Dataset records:

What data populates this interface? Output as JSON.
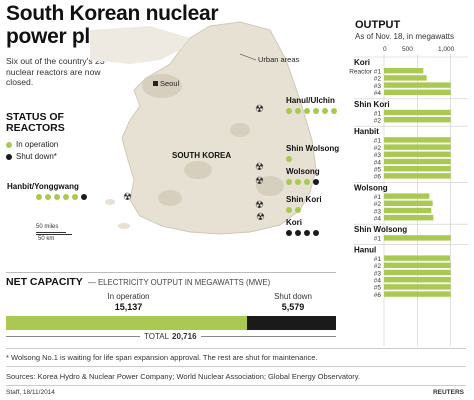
{
  "header": {
    "title": "South Korean nuclear power plants",
    "subtitle": "Six out of the country's 23 nuclear reactors are now closed."
  },
  "map": {
    "urban_label": "Urban areas",
    "seoul_label": "Seoul",
    "country_label": "SOUTH KOREA",
    "scale_miles": "50 miles",
    "scale_km": "50 km",
    "plants": [
      {
        "label": "Hanul/Ulchin",
        "dots": [
          "on",
          "on",
          "on",
          "on",
          "on",
          "on"
        ]
      },
      {
        "label": "Shin Wolsong",
        "dots": [
          "on"
        ]
      },
      {
        "label": "Wolsong",
        "dots": [
          "on",
          "on",
          "on",
          "off"
        ]
      },
      {
        "label": "Hanbit/Yonggwang",
        "dots": [
          "on",
          "on",
          "on",
          "on",
          "on",
          "off"
        ]
      },
      {
        "label": "Shin Kori",
        "dots": [
          "on",
          "on"
        ]
      },
      {
        "label": "Kori",
        "dots": [
          "off",
          "off",
          "off",
          "off"
        ]
      }
    ]
  },
  "legend": {
    "title": "STATUS OF REACTORS",
    "in_operation": "In operation",
    "shut_down": "Shut down*",
    "color_operation": "#a9c952",
    "color_shutdown": "#1a1a1a"
  },
  "net_capacity": {
    "title": "NET CAPACITY",
    "subtitle": "— ELECTRICITY OUTPUT IN MEGAWATTS (MWE)",
    "operation_label": "In operation",
    "operation_value": "15,137",
    "shutdown_label": "Shut down",
    "shutdown_value": "5,579",
    "total_label": "TOTAL",
    "total_value": "20,716"
  },
  "output": {
    "title": "OUTPUT",
    "subtitle": "As of Nov. 18, in megawatts",
    "reactor_prefix": "Reactor",
    "ticks": [
      "0",
      "500",
      "1,000"
    ]
  },
  "footer": {
    "note": "* Wolsong No.1 is waiting for life span expansion approval. The rest are shut for maintenance.",
    "sources": "Sources: Korea Hydro & Nuclear Power Company; World Nuclear Association; Global Energy Observatory.",
    "credit": "Staff, 18/11/2014",
    "brand": "REUTERS"
  },
  "chart_data": [
    {
      "type": "bar",
      "title": "OUTPUT",
      "subtitle": "As of Nov. 18, in megawatts",
      "xlim": [
        0,
        1200
      ],
      "ticks": [
        0,
        500,
        1000
      ],
      "groups": [
        {
          "name": "Kori",
          "reactors": [
            {
              "label": "#1",
              "value": 590
            },
            {
              "label": "#2",
              "value": 640
            },
            {
              "label": "#3",
              "value": 1000
            },
            {
              "label": "#4",
              "value": 1000
            }
          ]
        },
        {
          "name": "Shin Kori",
          "reactors": [
            {
              "label": "#1",
              "value": 1000
            },
            {
              "label": "#2",
              "value": 1000
            }
          ]
        },
        {
          "name": "Hanbit",
          "reactors": [
            {
              "label": "#1",
              "value": 1000
            },
            {
              "label": "#2",
              "value": 1000
            },
            {
              "label": "#3",
              "value": 1000
            },
            {
              "label": "#4",
              "value": 1000
            },
            {
              "label": "#5",
              "value": 1000
            },
            {
              "label": "#6",
              "value": 1000
            }
          ]
        },
        {
          "name": "Wolsong",
          "reactors": [
            {
              "label": "#1",
              "value": 680
            },
            {
              "label": "#2",
              "value": 730
            },
            {
              "label": "#3",
              "value": 710
            },
            {
              "label": "#4",
              "value": 740
            }
          ]
        },
        {
          "name": "Shin Wolsong",
          "reactors": [
            {
              "label": "#1",
              "value": 1000
            }
          ]
        },
        {
          "name": "Hanul",
          "reactors": [
            {
              "label": "#1",
              "value": 990
            },
            {
              "label": "#2",
              "value": 1000
            },
            {
              "label": "#3",
              "value": 1000
            },
            {
              "label": "#4",
              "value": 1000
            },
            {
              "label": "#5",
              "value": 1000
            },
            {
              "label": "#6",
              "value": 1000
            }
          ]
        }
      ]
    },
    {
      "type": "bar",
      "title": "NET CAPACITY",
      "subtitle": "ELECTRICITY OUTPUT IN MEGAWATTS (MWE)",
      "series": [
        {
          "name": "In operation",
          "values": [
            15137
          ]
        },
        {
          "name": "Shut down",
          "values": [
            5579
          ]
        }
      ],
      "total": 20716
    }
  ]
}
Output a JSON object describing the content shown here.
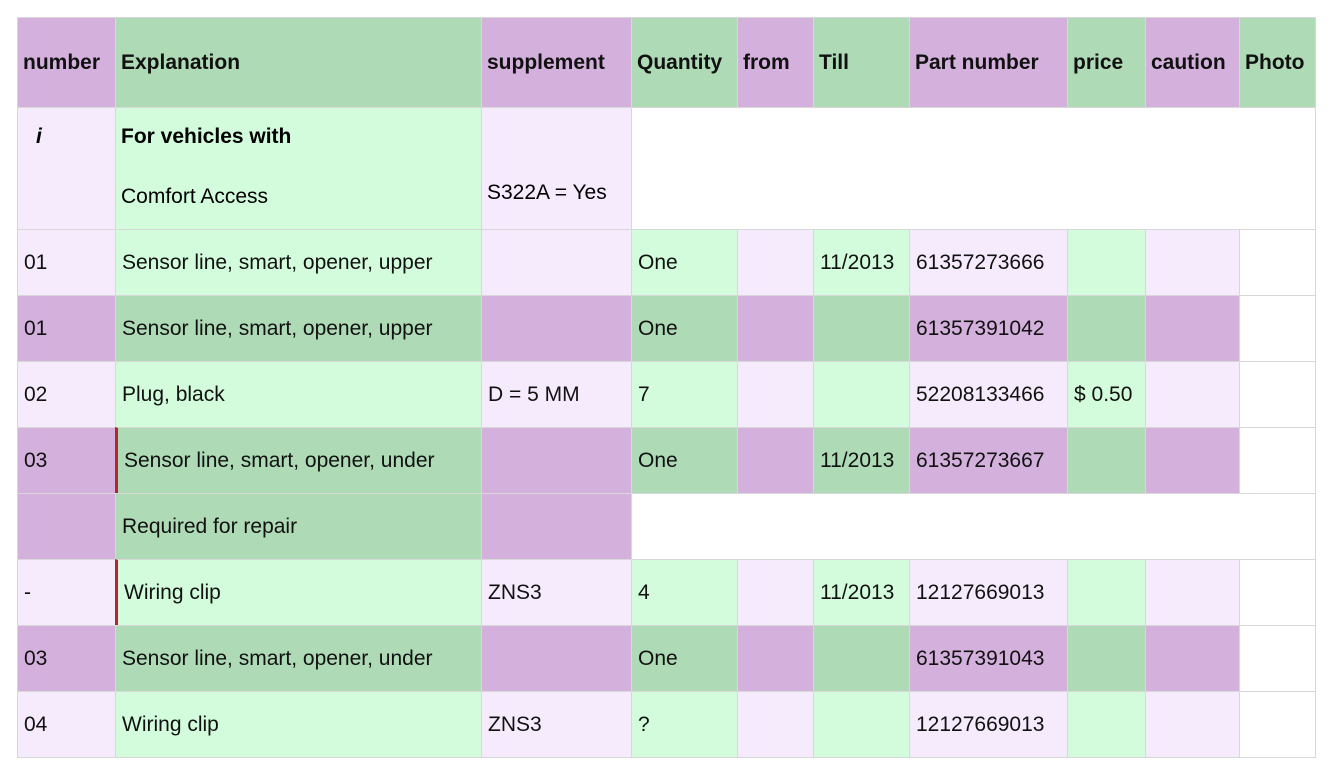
{
  "table": {
    "columns": [
      "number",
      "Explanation",
      "supplement",
      "Quantity",
      "from",
      "Till",
      "Part number",
      "price",
      "caution",
      "Photo"
    ],
    "note": {
      "number": "i",
      "title": "For vehicles with",
      "text": "Comfort Access",
      "supplement": "S322A = Yes"
    },
    "rows": [
      [
        "01",
        "Sensor line, smart, opener, upper",
        null,
        "One",
        null,
        "11/2013",
        "61357273666",
        null,
        null,
        null
      ],
      [
        "01",
        "Sensor line, smart, opener, upper",
        null,
        "One",
        null,
        null,
        "61357391042",
        null,
        null,
        null
      ],
      [
        "02",
        "Plug, black",
        "D = 5 MM",
        "7",
        null,
        null,
        "52208133466",
        "$ 0.50",
        null,
        null
      ],
      [
        "03",
        "Sensor line, smart, opener, under",
        null,
        "One",
        null,
        "11/2013",
        "61357273667",
        null,
        null,
        null
      ],
      {
        "explanation": "Required for repair"
      },
      [
        "-",
        "Wiring clip",
        "ZNS3",
        "4",
        null,
        "11/2013",
        "12127669013",
        null,
        null,
        null
      ],
      [
        "03",
        "Sensor line, smart, opener, under",
        null,
        "One",
        null,
        null,
        "61357391043",
        null,
        null,
        null
      ],
      [
        "04",
        "Wiring clip",
        "ZNS3",
        "?",
        null,
        null,
        "12127669013",
        null,
        null,
        null
      ]
    ]
  }
}
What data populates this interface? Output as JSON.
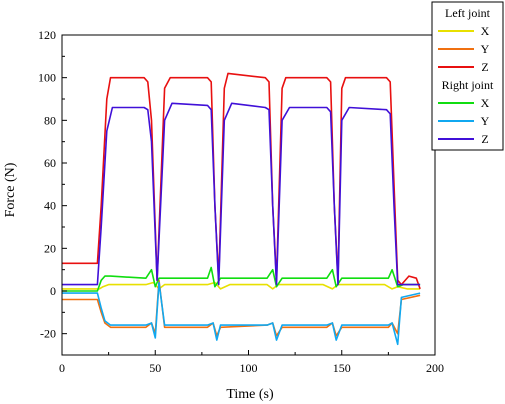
{
  "chart_data": {
    "type": "line",
    "xlabel": "Time (s)",
    "ylabel": "Force (N)",
    "xlim": [
      0,
      200
    ],
    "ylim": [
      -30,
      120
    ],
    "x_ticks": [
      0,
      50,
      100,
      150,
      200
    ],
    "y_ticks": [
      -20,
      0,
      20,
      40,
      60,
      80,
      100,
      120
    ],
    "grid": false,
    "legend_position": "top-right",
    "legend_groups": [
      {
        "title": "Left joint",
        "series": [
          "X",
          "Y",
          "Z"
        ]
      },
      {
        "title": "Right joint",
        "series": [
          "X",
          "Y",
          "Z"
        ]
      }
    ],
    "series": [
      {
        "name": "X",
        "group": "Left joint",
        "color": "#e8e000",
        "x": [
          0,
          20,
          22,
          25,
          30,
          45,
          49,
          52,
          55,
          60,
          78,
          82,
          85,
          90,
          110,
          113,
          116,
          120,
          140,
          145,
          148,
          150,
          155,
          173,
          177,
          180,
          185,
          192
        ],
        "y": [
          1,
          1,
          2,
          3,
          3,
          3,
          4,
          1,
          3,
          3,
          3,
          4,
          1,
          3,
          3,
          1,
          3,
          3,
          3,
          1,
          3,
          3,
          3,
          3,
          1,
          2,
          1,
          1
        ]
      },
      {
        "name": "Y",
        "group": "Left joint",
        "color": "#f07010",
        "x": [
          0,
          19,
          21,
          23,
          26,
          45,
          48,
          50,
          52,
          55,
          78,
          81,
          83,
          85,
          110,
          113,
          115,
          118,
          142,
          145,
          147,
          150,
          175,
          177,
          180,
          182,
          192
        ],
        "y": [
          -4,
          -4,
          -10,
          -15,
          -17,
          -17,
          -15,
          -20,
          5,
          -17,
          -17,
          -15,
          -21,
          -17,
          -16,
          -15,
          -21,
          -17,
          -17,
          -15,
          -21,
          -17,
          -17,
          -15,
          -20,
          -4,
          -2
        ]
      },
      {
        "name": "Z",
        "group": "Left joint",
        "color": "#e81010",
        "x": [
          0,
          19,
          21,
          24,
          26,
          44,
          46,
          48,
          51,
          55,
          58,
          78,
          80,
          82,
          84,
          87,
          89,
          109,
          111,
          113,
          115,
          118,
          120,
          142,
          144,
          146,
          148,
          150,
          152,
          174,
          176,
          178,
          180,
          182,
          186,
          190,
          192
        ],
        "y": [
          13,
          13,
          40,
          90,
          100,
          100,
          98,
          80,
          5,
          95,
          100,
          100,
          98,
          40,
          5,
          95,
          102,
          100,
          98,
          40,
          5,
          95,
          100,
          100,
          98,
          40,
          5,
          95,
          100,
          100,
          98,
          50,
          5,
          3,
          7,
          6,
          1
        ]
      },
      {
        "name": "X",
        "group": "Right joint",
        "color": "#10dd10",
        "x": [
          0,
          19,
          21,
          23,
          26,
          45,
          48,
          50,
          52,
          55,
          78,
          80,
          82,
          85,
          110,
          113,
          115,
          118,
          142,
          145,
          147,
          150,
          175,
          177,
          180,
          183,
          192
        ],
        "y": [
          0,
          0,
          5,
          7,
          7,
          6,
          10,
          2,
          6,
          6,
          6,
          11,
          2,
          6,
          6,
          10,
          2,
          6,
          6,
          10,
          2,
          6,
          6,
          10,
          2,
          3,
          3
        ]
      },
      {
        "name": "Y",
        "group": "Right joint",
        "color": "#10a8f0",
        "x": [
          0,
          19,
          21,
          23,
          26,
          45,
          48,
          50,
          52,
          55,
          78,
          81,
          83,
          85,
          110,
          113,
          115,
          118,
          142,
          145,
          147,
          150,
          175,
          177,
          180,
          182,
          192
        ],
        "y": [
          -1,
          -1,
          -8,
          -14,
          -16,
          -16,
          -15,
          -22,
          4,
          -16,
          -16,
          -15,
          -23,
          -16,
          -16,
          -15,
          -23,
          -16,
          -16,
          -15,
          -23,
          -16,
          -16,
          -15,
          -25,
          -3,
          -1
        ]
      },
      {
        "name": "Z",
        "group": "Right joint",
        "color": "#4010d8",
        "x": [
          0,
          19,
          21,
          24,
          27,
          44,
          46,
          48,
          51,
          55,
          59,
          78,
          80,
          82,
          84,
          87,
          91,
          109,
          111,
          113,
          115,
          118,
          122,
          142,
          144,
          146,
          148,
          150,
          154,
          174,
          176,
          178,
          180,
          182,
          192
        ],
        "y": [
          3,
          3,
          30,
          75,
          86,
          86,
          85,
          70,
          5,
          80,
          88,
          87,
          85,
          40,
          3,
          80,
          88,
          86,
          85,
          40,
          3,
          80,
          86,
          86,
          84,
          40,
          3,
          80,
          86,
          85,
          83,
          40,
          3,
          3,
          3
        ]
      }
    ]
  }
}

• Given task
Look above for lines with the word "plants" and copy them all.

• Reply to the exercise
    "title": "South Korean nuclear power plants",
    "plants": [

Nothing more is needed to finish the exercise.